**Data supplied:**
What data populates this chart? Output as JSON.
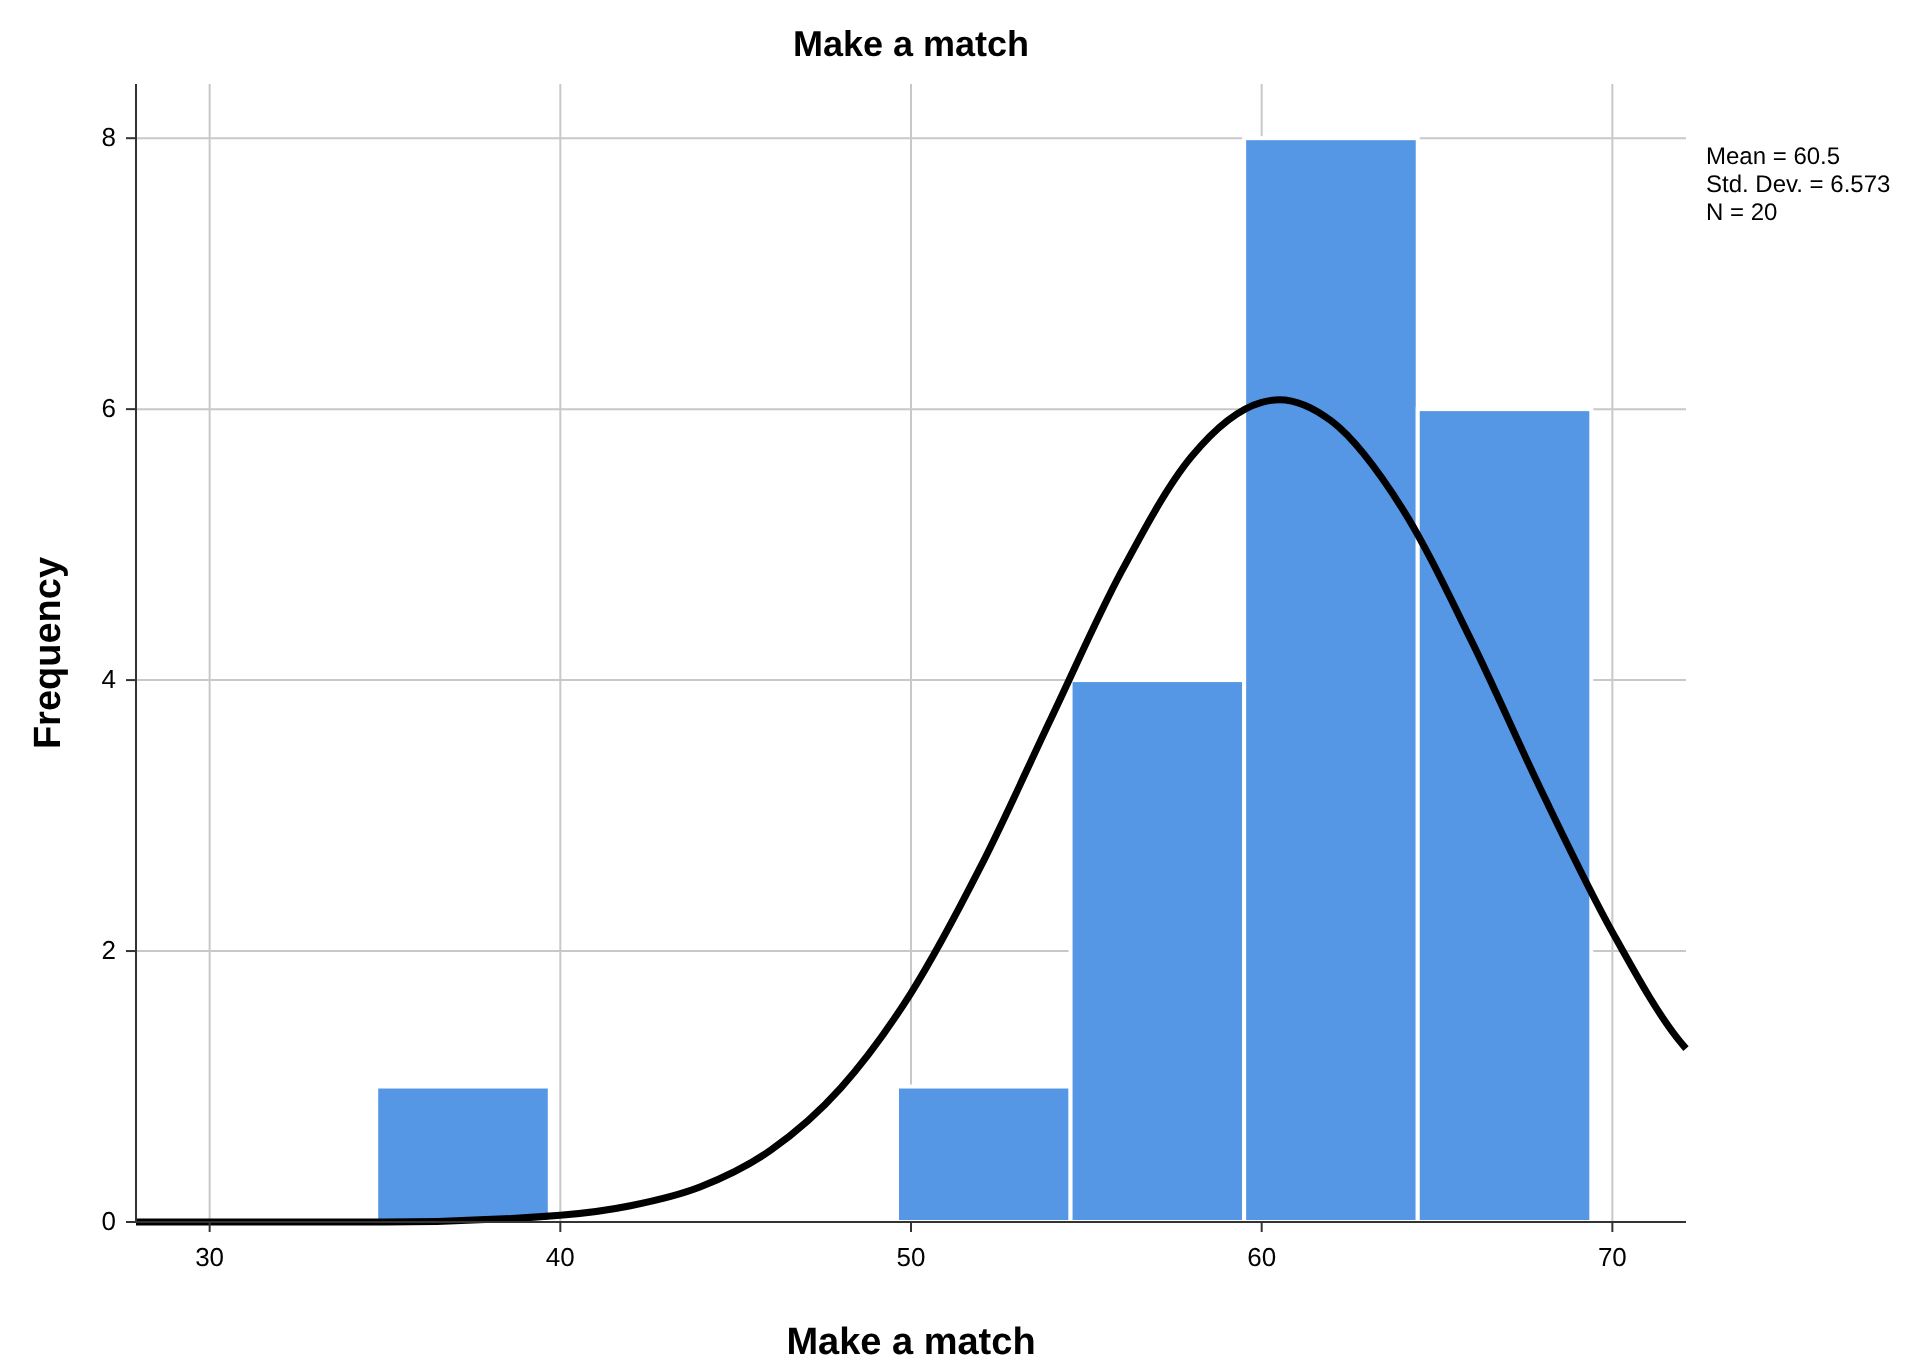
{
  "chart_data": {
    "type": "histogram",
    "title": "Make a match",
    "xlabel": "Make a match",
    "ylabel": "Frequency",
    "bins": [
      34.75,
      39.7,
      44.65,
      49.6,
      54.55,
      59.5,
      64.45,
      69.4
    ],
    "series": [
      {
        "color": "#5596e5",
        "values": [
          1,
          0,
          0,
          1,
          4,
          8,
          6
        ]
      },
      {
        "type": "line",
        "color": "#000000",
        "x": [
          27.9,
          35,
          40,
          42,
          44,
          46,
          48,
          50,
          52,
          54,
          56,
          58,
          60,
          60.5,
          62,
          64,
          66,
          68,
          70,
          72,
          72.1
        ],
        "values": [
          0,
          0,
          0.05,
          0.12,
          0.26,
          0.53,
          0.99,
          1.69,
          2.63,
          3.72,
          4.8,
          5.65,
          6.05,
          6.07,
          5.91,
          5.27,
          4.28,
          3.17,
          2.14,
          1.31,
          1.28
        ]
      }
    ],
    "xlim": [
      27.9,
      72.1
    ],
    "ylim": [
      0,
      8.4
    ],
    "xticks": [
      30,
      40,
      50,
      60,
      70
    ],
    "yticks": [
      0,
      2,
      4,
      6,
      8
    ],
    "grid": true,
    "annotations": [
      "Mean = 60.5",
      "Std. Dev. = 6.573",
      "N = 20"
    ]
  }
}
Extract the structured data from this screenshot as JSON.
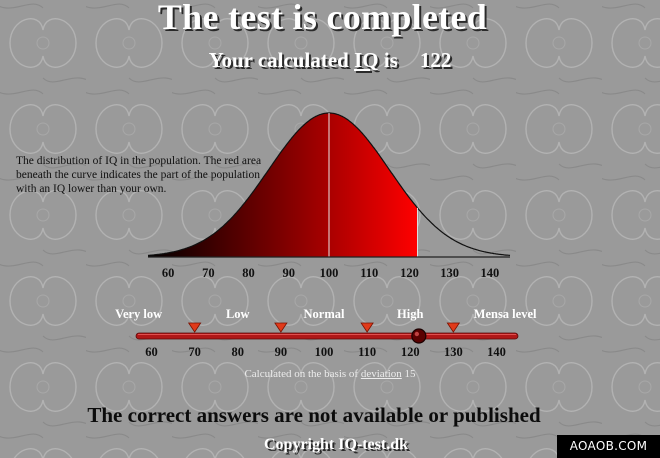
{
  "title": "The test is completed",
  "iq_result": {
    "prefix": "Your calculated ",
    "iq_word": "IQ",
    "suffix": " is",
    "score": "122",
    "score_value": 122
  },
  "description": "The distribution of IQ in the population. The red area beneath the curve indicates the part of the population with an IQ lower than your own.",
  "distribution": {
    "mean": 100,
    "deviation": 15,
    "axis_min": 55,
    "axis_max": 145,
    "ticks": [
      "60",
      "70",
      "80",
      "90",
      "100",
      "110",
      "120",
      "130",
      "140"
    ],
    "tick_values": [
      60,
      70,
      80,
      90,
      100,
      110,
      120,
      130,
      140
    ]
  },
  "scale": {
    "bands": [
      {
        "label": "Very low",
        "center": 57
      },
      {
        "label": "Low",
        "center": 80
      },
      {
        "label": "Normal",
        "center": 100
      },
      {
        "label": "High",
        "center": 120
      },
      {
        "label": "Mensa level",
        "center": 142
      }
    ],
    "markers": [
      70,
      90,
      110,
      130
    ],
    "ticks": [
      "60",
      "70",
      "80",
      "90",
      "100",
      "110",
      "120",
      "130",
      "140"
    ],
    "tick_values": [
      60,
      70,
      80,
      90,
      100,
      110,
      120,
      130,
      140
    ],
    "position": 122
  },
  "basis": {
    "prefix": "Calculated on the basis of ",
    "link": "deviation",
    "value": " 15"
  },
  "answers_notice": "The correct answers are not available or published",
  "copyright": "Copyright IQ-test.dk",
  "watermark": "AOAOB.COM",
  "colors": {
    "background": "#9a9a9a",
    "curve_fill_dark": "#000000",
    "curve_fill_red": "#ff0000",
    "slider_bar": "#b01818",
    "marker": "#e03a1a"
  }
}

**Given exercise:** Count how many lines above contain the word "distribution". Reply with the number alone.

**Full output:** 2